**TASK:** Each line of the material must be returned exactly.

------------------------------------------------------------------------

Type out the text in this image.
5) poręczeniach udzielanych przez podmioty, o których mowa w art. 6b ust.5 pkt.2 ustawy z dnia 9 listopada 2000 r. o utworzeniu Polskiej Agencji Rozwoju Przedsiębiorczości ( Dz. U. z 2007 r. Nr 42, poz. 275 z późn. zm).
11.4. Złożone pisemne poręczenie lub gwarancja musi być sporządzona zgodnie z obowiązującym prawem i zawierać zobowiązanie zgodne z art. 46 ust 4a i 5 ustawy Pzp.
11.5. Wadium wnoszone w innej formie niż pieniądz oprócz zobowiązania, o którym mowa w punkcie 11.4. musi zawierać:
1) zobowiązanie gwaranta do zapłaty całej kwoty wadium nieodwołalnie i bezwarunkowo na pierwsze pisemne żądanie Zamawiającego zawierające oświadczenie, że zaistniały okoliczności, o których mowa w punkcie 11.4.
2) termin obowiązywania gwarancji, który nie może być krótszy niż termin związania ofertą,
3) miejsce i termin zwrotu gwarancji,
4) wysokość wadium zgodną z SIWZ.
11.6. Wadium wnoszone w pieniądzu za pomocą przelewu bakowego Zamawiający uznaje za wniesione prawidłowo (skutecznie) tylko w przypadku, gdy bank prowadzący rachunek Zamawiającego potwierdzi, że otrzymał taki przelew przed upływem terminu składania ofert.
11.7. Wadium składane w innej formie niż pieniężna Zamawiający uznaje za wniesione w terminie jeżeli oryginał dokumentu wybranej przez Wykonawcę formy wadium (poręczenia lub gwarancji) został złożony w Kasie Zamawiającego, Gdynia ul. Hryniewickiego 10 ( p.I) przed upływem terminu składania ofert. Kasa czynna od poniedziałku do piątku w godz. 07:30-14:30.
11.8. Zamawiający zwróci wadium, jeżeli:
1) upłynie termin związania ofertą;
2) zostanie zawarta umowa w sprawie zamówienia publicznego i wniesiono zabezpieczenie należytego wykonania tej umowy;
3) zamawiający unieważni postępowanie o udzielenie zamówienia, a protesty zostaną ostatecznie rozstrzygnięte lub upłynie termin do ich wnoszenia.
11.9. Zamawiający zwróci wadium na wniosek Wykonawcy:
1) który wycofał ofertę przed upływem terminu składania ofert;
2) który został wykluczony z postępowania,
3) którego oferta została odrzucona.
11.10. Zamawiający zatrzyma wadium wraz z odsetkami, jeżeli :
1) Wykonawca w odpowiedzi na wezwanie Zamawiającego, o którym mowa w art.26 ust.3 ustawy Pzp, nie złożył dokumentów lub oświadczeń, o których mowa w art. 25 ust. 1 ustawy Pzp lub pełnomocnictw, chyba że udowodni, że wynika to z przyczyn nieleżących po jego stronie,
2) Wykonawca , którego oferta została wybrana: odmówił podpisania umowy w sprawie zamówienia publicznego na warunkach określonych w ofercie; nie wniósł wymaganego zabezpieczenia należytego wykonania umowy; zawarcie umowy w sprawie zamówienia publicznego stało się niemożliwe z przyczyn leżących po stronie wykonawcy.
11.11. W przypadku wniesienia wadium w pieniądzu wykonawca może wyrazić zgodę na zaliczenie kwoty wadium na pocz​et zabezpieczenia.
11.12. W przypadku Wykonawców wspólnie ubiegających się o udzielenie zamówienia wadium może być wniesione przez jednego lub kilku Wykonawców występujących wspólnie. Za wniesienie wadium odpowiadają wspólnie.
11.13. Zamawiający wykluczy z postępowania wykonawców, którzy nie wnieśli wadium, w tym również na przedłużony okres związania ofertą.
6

------------------------------------------------------------------------

**RESPONSE BELOW:**
Type out the text in this image.
5) poręczeniach udzielanych przez podmioty, o których mowa w art. 6b ust.5 pkt.2 ustawy z dnia 9 listopada 2000 r. o utworzeniu Polskiej Agencji Rozwoju Przedsiębiorczości ( Dz. U. z 2007 r. Nr 42, poz. 275 z późn. zm).
11.4. Złożone pisemne poręczenie lub gwarancja musi być sporządzona zgodnie z obowiązującym prawem i zawierać zobowiązanie zgodne z art. 46 ust 4a i 5 ustawy Pzp.
11.5. Wadium wnoszone w innej formie niż pieniądz oprócz zobowiązania, o którym mowa w punkcie 11.4. musi zawierać:
1) zobowiązanie gwaranta do zapłaty całej kwoty wadium nieodwołalnie i bezwarunkowo na pierwsze pisemne żądanie Zamawiającego zawierające oświadczenie, że zaistniały okoliczności, o których mowa w punkcie 11.4.
2) termin obowiązywania gwarancji, który nie może być krótszy niż termin związania ofertą,
3) miejsce i termin zwrotu gwarancji,
4) wysokość wadium zgodną z SIWZ.
11.6. Wadium wnoszone w pieniądzu za pomocą przelewu bakowego Zamawiający uznaje za wniesione prawidłowo (skutecznie) tylko w przypadku, gdy bank prowadzący rachunek Zamawiającego potwierdzi, że otrzymał taki przelew przed upływem terminu składania ofert.
11.7. Wadium składane w innej formie niż pieniężna Zamawiający uznaje za wniesione w terminie jeżeli oryginał dokumentu wybranej przez Wykonawcę formy wadium (poręczenia lub gwarancji) został złożony w Kasie Zamawiającego, Gdynia ul. Hryniewickiego 10 ( p.I) przed upływem terminu składania ofert. Kasa czynna od poniedziałku do piątku w godz. 07:30-14:30.
11.8. Zamawiający zwróci wadium, jeżeli:
1) upłynie termin związania ofertą;
2) zostanie zawarta umowa w sprawie zamówienia publicznego i wniesiono zabezpieczenie należytego wykonania tej umowy;
3) zamawiający unieważni postępowanie o udzielenie zamówienia, a protesty zostaną ostatecznie rozstrzygnięte lub upłynie termin do ich wnoszenia.
11.9. Zamawiający zwróci wadium na wniosek Wykonawcy:
1) który wycofał ofertę przed upływem terminu składania ofert;
2) który został wykluczony z postępowania,
3) którego oferta została odrzucona.
11.10. Zamawiający zatrzyma wadium wraz z odsetkami, jeżeli :
1) Wykonawca w odpowiedzi na wezwanie Zamawiającego, o którym mowa w art.26 ust.3 ustawy Pzp, nie złożył dokumentów lub oświadczeń, o których mowa w art. 25 ust. 1 ustawy Pzp lub pełnomocnictw, chyba że udowodni, że wynika to z przyczyn nieleżących po jego stronie,
2) Wykonawca , którego oferta została wybrana: odmówił podpisania umowy w sprawie zamówienia publicznego na warunkach określonych w ofercie; nie wniósł wymaganego zabezpieczenia należytego wykonania umowy; zawarcie umowy w sprawie zamówienia publicznego stało się niemożliwe z przyczyn leżących po stronie wykonawcy.
11.11. W przypadku wniesienia wadium w pieniądzu wykonawca może wyrazić zgodę na zaliczenie kwoty wadium na pocz​et zabezpieczenia.
11.12. W przypadku Wykonawców wspólnie ubiegających się o udzielenie zamówienia wadium może być wniesione przez jednego lub kilku Wykonawców występujących wspólnie. Za wniesienie wadium odpowiadają wspólnie.
11.13. Zamawiający wykluczy z postępowania wykonawców, którzy nie wnieśli wadium, w tym również na przedłużony okres związania ofertą.
6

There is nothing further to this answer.